* **The task**: In the records below, find each line with the word "JSON" and copy it.

-- Start of Data for this exercise --

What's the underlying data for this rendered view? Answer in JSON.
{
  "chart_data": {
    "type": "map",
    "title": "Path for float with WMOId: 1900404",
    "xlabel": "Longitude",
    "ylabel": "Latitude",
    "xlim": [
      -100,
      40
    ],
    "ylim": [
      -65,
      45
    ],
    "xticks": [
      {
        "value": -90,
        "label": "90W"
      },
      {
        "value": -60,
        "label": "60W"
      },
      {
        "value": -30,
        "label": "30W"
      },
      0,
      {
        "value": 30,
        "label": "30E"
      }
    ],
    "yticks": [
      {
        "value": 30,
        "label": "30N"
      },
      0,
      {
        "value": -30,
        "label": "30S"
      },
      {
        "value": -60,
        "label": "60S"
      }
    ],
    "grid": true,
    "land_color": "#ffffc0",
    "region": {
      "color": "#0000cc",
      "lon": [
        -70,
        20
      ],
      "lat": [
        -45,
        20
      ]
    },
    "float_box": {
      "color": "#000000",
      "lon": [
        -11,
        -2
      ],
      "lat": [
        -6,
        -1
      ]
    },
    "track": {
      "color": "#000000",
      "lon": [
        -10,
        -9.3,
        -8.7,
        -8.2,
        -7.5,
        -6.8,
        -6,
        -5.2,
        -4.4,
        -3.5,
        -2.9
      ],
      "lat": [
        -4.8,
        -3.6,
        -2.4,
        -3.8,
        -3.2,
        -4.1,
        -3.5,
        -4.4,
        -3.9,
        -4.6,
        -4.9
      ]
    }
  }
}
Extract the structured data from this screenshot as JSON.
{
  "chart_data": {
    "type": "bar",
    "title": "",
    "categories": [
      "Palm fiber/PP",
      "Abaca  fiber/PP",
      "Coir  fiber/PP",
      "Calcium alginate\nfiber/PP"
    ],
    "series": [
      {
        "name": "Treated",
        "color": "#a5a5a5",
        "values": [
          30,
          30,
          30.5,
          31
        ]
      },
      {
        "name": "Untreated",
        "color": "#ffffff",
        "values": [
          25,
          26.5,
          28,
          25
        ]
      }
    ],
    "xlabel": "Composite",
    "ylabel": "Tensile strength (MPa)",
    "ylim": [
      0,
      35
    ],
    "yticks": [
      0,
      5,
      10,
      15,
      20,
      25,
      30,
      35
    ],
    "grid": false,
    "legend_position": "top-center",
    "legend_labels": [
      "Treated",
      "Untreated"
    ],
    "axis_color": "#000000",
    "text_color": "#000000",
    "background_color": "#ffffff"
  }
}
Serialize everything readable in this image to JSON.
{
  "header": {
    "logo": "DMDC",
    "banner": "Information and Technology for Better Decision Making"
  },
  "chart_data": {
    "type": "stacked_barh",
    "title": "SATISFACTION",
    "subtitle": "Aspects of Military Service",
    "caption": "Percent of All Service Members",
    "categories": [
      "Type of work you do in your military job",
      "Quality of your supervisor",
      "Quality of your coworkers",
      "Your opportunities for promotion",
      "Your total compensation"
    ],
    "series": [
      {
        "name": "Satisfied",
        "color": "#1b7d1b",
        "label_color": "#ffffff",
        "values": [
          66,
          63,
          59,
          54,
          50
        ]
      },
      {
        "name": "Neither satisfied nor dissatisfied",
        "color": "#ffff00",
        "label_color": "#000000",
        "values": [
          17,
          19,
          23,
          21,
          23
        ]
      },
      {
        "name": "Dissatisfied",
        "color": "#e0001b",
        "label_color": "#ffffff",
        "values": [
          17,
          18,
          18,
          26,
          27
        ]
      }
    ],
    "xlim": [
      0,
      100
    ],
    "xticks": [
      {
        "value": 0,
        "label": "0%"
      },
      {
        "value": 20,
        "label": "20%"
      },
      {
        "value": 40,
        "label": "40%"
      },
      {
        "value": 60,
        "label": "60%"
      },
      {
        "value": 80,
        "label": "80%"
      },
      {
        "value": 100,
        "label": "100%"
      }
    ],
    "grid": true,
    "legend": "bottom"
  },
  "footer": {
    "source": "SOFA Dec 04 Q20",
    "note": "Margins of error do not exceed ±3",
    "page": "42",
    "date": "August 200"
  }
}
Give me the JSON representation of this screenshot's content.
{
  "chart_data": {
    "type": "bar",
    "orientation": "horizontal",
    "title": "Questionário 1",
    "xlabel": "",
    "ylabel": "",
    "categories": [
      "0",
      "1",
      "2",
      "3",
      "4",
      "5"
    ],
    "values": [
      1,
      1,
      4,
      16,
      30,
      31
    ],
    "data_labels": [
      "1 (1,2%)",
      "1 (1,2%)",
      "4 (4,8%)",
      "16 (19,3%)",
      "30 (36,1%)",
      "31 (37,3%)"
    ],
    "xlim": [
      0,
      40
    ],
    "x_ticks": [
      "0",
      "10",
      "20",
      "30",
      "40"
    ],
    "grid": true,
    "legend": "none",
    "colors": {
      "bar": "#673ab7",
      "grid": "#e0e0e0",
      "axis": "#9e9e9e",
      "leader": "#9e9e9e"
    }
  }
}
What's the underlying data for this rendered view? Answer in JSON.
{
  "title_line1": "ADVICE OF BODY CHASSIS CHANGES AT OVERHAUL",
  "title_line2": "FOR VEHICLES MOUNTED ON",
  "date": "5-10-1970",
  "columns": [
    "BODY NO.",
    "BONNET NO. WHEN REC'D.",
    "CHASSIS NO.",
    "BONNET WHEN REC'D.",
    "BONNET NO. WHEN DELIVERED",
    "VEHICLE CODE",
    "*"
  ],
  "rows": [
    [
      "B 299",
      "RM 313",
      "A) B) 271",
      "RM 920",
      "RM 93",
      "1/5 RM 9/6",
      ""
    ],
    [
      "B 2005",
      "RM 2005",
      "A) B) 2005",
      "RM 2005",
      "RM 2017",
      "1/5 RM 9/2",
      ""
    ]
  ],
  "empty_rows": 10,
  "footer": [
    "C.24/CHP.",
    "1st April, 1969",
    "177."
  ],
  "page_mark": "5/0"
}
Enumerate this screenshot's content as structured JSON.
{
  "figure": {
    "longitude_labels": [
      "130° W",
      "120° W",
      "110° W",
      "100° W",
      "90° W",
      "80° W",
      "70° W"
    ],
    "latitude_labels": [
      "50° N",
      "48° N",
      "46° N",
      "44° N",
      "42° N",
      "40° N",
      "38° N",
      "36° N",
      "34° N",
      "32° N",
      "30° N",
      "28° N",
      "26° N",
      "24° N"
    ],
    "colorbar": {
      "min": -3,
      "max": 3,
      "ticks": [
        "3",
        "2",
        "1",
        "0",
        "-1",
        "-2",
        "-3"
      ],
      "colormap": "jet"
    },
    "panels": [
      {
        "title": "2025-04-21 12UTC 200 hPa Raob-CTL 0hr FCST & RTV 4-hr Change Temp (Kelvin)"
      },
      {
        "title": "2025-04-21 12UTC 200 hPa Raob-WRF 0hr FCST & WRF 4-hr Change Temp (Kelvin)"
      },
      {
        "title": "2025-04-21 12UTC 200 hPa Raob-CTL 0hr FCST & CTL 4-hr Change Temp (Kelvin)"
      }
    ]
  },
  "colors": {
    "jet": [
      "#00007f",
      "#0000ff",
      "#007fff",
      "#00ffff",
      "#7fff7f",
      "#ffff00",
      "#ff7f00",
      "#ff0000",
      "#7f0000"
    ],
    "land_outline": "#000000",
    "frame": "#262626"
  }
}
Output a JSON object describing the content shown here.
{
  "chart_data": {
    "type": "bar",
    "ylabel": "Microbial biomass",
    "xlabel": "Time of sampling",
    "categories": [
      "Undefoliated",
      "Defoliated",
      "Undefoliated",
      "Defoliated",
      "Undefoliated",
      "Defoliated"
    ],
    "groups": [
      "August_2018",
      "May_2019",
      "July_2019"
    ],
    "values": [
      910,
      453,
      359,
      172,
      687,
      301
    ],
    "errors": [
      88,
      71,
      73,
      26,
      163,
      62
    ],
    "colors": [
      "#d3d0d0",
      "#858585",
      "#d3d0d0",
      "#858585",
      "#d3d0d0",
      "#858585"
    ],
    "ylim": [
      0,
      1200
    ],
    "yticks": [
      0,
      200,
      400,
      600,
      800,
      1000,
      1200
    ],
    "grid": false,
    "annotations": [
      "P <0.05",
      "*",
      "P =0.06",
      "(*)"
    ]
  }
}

-- End of Data for this exercise --

* **Response to the exercise**:
What's the underlying data for this rendered view? Answer in JSON.
Extract the structured data from this screenshot as JSON.
Serialize everything readable in this image to JSON.
Give me the JSON representation of this screenshot's content.
What's the underlying data for this rendered view? Answer in JSON.
Enumerate this screenshot's content as structured JSON.
Output a JSON object describing the content shown here.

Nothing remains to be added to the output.